### What needs to be done
Every line of the data that contains the string "ylabel" must be copied.

Chart and figure data
============================================================
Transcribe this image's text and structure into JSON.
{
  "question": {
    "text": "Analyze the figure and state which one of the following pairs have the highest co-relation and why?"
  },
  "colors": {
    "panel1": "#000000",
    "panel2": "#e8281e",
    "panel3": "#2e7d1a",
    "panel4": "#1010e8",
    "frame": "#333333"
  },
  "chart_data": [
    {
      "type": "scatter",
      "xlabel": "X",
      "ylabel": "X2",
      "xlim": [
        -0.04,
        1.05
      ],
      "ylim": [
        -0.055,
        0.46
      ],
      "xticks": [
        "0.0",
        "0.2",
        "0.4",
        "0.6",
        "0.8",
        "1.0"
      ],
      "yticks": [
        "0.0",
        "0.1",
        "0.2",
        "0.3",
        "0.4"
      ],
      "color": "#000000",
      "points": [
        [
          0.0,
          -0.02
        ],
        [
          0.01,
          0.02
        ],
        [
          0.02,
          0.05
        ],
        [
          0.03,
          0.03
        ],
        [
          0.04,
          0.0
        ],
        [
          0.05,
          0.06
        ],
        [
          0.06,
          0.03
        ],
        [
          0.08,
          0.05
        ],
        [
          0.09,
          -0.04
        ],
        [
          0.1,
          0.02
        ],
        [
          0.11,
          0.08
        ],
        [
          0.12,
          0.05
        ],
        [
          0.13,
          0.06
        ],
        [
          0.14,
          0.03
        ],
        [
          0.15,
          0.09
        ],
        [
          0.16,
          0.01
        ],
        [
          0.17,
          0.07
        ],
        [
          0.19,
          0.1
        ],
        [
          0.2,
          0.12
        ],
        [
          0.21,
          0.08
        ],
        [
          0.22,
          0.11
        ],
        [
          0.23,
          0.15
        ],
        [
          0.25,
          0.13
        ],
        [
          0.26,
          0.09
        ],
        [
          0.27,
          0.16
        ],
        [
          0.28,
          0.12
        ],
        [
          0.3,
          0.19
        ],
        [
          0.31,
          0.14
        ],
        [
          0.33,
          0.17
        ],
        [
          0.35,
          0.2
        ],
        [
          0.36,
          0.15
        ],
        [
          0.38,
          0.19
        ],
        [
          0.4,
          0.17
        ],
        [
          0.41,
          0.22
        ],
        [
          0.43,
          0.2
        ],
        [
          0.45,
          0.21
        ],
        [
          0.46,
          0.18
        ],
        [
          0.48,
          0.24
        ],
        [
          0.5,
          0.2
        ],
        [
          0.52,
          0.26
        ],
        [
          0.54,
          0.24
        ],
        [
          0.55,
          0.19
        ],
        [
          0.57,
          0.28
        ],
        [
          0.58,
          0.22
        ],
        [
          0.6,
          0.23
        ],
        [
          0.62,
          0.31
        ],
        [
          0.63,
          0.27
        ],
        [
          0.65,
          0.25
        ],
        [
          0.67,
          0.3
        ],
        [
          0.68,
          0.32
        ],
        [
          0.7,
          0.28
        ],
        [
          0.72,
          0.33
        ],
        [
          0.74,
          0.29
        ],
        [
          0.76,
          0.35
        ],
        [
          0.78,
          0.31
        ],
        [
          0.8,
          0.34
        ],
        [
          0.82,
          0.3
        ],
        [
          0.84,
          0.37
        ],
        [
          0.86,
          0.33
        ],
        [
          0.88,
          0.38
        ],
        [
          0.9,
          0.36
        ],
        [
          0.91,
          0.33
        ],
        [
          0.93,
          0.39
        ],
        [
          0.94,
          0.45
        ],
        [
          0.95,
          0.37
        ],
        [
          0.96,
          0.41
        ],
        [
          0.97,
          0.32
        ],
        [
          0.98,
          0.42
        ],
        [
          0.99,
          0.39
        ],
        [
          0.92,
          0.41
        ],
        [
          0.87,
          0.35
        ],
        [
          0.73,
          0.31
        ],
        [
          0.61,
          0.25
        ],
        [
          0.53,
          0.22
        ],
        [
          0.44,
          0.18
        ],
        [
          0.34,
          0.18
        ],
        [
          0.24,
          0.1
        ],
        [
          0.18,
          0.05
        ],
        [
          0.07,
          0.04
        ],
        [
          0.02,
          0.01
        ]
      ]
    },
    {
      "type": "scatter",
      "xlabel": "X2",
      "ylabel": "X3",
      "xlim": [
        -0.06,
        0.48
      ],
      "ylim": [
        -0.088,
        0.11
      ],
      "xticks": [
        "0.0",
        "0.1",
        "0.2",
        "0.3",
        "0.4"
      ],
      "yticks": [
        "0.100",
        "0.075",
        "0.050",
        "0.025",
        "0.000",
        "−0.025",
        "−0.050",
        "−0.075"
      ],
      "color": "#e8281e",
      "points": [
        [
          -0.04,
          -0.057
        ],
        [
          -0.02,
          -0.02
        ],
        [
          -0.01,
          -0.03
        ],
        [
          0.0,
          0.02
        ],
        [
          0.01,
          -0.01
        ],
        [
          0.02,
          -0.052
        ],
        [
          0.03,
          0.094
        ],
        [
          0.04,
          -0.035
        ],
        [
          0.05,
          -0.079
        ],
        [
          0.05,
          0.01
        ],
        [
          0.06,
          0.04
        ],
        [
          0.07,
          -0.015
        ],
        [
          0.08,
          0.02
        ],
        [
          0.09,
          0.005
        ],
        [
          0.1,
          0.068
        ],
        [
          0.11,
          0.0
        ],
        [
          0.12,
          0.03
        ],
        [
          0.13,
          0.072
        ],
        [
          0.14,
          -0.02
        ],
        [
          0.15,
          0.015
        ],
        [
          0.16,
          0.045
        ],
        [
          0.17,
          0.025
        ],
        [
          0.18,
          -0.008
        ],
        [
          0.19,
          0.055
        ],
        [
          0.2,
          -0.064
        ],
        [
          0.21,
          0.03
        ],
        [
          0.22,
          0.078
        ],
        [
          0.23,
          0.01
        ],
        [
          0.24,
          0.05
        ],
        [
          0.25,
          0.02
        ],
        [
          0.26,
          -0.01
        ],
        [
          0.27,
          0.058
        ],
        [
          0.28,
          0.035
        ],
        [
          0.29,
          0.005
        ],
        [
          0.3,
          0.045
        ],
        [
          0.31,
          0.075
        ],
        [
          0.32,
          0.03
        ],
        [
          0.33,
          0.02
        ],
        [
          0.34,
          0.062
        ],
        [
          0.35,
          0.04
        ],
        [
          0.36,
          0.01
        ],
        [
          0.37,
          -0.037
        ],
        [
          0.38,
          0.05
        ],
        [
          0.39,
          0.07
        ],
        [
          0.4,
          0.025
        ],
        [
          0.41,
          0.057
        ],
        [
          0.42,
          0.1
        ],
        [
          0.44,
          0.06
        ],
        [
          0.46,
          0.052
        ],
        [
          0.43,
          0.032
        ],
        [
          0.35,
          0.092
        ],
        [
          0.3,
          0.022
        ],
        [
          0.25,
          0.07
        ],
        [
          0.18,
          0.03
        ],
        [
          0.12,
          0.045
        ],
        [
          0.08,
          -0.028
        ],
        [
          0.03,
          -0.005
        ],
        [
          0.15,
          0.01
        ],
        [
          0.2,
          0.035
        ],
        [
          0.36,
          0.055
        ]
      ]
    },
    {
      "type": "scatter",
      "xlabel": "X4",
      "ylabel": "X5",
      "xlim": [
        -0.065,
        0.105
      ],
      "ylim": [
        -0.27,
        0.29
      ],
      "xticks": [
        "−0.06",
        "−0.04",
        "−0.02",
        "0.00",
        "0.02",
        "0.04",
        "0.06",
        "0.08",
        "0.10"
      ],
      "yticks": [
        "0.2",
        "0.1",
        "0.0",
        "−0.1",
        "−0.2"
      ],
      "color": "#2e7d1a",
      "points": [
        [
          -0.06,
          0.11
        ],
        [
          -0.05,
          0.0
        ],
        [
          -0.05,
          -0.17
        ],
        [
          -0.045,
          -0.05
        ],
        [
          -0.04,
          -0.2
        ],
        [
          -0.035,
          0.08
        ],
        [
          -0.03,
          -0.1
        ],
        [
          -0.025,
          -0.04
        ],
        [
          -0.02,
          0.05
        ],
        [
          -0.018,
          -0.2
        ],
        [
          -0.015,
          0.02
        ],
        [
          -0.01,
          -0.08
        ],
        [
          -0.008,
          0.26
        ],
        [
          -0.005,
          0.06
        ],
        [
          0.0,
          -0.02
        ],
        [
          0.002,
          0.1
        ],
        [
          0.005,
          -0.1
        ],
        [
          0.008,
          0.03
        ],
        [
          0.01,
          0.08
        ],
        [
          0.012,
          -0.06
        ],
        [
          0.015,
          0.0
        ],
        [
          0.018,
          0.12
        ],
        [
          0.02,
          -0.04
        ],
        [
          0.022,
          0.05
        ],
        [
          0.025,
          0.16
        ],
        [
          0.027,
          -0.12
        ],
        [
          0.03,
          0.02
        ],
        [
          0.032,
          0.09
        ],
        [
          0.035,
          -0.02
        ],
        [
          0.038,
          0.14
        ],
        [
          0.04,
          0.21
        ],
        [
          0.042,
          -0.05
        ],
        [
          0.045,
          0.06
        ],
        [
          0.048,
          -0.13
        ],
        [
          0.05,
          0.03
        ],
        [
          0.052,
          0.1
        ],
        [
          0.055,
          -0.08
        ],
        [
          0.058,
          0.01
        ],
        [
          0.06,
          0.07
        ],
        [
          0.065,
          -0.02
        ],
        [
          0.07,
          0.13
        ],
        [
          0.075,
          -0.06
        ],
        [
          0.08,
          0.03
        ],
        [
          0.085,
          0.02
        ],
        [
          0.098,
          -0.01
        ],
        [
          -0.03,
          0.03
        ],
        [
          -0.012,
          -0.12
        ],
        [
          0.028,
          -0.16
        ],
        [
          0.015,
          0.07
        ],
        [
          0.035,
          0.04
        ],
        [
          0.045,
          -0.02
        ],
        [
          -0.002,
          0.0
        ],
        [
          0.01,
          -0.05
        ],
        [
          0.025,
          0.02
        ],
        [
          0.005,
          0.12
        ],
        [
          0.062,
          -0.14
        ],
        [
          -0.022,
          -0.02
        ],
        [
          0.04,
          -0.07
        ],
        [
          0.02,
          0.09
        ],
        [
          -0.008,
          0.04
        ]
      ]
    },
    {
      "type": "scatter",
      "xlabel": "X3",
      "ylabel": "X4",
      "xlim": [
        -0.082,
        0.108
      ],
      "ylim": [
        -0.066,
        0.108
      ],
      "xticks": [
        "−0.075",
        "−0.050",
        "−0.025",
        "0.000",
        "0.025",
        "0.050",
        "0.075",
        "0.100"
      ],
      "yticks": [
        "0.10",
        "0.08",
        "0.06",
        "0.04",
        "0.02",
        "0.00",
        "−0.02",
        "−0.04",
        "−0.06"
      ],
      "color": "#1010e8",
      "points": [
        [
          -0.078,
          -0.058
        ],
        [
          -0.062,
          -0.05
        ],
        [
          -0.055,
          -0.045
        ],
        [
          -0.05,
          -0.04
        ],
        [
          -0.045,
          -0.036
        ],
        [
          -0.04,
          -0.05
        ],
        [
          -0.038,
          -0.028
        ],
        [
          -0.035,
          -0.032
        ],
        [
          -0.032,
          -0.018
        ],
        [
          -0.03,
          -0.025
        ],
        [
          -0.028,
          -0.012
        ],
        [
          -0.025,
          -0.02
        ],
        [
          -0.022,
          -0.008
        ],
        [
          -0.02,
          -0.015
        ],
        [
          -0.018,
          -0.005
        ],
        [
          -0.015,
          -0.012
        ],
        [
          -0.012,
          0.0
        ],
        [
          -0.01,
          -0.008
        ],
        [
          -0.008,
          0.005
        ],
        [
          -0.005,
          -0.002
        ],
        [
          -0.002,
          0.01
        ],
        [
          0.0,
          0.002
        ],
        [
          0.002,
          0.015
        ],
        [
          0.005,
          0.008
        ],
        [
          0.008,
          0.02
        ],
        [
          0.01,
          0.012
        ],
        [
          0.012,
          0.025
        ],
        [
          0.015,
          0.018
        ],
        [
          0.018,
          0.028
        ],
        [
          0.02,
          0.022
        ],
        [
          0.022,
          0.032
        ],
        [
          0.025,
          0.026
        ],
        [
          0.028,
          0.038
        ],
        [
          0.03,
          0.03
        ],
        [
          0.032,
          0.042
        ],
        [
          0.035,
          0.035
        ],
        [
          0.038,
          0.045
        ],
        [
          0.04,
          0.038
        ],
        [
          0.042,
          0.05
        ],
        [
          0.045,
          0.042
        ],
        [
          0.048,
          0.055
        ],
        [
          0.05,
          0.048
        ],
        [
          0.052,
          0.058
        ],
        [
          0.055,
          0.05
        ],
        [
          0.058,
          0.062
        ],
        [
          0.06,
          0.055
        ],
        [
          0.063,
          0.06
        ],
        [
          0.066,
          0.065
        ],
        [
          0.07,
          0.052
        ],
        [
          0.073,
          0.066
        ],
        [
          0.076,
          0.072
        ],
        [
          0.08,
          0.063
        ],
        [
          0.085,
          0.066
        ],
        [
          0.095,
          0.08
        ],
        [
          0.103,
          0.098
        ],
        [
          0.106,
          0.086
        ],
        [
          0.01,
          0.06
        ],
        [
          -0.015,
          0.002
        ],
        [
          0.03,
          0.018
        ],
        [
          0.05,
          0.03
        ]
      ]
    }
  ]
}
============================================================
### Exercise output
      "ylabel": "X2",
      "ylabel": "X3",
      "ylabel": "X5",
      "ylabel": "X4",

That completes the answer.